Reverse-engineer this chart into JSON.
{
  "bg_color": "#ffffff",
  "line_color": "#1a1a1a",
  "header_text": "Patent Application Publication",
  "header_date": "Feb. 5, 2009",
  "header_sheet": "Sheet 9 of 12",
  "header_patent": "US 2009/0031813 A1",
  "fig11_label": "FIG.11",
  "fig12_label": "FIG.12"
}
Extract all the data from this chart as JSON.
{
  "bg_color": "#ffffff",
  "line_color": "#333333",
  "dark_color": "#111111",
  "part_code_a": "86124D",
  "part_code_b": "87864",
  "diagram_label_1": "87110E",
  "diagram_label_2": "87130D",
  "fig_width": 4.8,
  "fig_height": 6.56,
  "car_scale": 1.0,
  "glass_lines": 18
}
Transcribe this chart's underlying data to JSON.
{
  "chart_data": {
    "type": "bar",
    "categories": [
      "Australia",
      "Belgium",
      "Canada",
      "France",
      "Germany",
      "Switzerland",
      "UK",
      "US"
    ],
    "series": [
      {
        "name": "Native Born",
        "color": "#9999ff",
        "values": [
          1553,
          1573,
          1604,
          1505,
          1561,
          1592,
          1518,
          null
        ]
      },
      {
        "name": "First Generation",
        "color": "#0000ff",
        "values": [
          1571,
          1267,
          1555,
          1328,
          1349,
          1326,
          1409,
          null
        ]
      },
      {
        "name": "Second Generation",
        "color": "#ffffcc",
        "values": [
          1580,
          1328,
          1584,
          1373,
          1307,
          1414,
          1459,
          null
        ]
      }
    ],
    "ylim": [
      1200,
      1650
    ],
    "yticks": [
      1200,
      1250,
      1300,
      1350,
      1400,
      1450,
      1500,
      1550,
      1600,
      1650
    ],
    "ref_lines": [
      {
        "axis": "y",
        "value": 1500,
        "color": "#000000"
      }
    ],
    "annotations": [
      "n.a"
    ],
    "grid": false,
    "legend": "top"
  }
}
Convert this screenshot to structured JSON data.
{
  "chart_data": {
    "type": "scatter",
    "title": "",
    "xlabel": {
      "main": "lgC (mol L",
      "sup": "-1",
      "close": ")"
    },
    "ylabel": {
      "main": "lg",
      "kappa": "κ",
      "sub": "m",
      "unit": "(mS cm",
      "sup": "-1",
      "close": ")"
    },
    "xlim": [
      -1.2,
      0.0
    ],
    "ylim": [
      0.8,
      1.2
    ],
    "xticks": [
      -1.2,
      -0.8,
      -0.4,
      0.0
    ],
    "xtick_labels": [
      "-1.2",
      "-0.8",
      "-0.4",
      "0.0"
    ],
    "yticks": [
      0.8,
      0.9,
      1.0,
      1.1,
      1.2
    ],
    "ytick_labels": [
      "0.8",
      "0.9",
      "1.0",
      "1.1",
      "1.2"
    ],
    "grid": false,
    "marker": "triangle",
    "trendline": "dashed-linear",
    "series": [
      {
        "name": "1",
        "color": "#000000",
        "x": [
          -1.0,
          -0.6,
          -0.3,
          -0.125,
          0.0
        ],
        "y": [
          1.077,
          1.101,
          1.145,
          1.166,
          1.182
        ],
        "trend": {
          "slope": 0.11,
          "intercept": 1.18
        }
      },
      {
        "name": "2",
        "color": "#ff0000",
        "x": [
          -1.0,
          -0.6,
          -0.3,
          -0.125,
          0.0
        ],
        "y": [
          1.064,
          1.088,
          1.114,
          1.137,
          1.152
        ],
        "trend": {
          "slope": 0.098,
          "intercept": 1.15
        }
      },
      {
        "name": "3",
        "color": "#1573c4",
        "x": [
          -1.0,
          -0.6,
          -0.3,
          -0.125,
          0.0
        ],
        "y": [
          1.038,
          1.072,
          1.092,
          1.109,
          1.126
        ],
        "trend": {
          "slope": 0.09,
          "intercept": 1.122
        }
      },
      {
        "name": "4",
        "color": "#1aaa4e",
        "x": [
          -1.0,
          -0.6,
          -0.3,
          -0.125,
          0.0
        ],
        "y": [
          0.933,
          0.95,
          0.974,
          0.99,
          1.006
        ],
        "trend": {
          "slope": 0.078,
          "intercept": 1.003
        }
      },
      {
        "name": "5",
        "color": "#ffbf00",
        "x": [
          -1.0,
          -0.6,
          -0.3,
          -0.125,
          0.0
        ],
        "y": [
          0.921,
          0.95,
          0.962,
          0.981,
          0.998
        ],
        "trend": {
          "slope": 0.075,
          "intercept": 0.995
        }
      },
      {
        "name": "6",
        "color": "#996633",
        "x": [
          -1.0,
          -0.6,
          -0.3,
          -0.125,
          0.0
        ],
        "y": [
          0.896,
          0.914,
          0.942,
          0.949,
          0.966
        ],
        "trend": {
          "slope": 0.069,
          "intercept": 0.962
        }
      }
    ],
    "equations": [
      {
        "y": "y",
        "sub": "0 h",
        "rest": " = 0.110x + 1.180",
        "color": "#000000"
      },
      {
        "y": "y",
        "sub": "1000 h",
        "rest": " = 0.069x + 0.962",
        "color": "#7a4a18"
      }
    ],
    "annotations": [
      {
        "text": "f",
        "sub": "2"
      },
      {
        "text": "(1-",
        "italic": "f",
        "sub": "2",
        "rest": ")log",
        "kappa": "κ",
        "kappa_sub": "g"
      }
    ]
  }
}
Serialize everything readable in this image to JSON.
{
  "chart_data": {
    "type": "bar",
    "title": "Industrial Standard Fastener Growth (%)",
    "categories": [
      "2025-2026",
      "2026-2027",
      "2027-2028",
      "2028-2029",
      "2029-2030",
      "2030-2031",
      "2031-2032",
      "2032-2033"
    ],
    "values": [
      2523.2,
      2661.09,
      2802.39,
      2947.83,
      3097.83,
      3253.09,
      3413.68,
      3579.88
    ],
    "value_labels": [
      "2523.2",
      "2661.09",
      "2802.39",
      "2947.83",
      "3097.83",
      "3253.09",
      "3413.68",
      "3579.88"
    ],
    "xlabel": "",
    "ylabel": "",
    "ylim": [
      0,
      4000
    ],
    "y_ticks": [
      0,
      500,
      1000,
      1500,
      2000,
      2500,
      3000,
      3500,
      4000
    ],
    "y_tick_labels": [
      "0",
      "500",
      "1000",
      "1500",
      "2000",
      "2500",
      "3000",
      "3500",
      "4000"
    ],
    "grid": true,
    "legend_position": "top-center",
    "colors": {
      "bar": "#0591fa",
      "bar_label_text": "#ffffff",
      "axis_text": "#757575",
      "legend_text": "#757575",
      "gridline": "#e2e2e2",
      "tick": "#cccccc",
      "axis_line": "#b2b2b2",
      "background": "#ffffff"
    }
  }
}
────────────────
EXERCISE TASK = Where a line contains the string "intercept", extract that line.

WRITTEN SOLUTION =
          "intercept": 1.18
          "intercept": 1.15
          "intercept": 1.122
          "intercept": 1.003
          "intercept": 0.995
          "intercept": 0.962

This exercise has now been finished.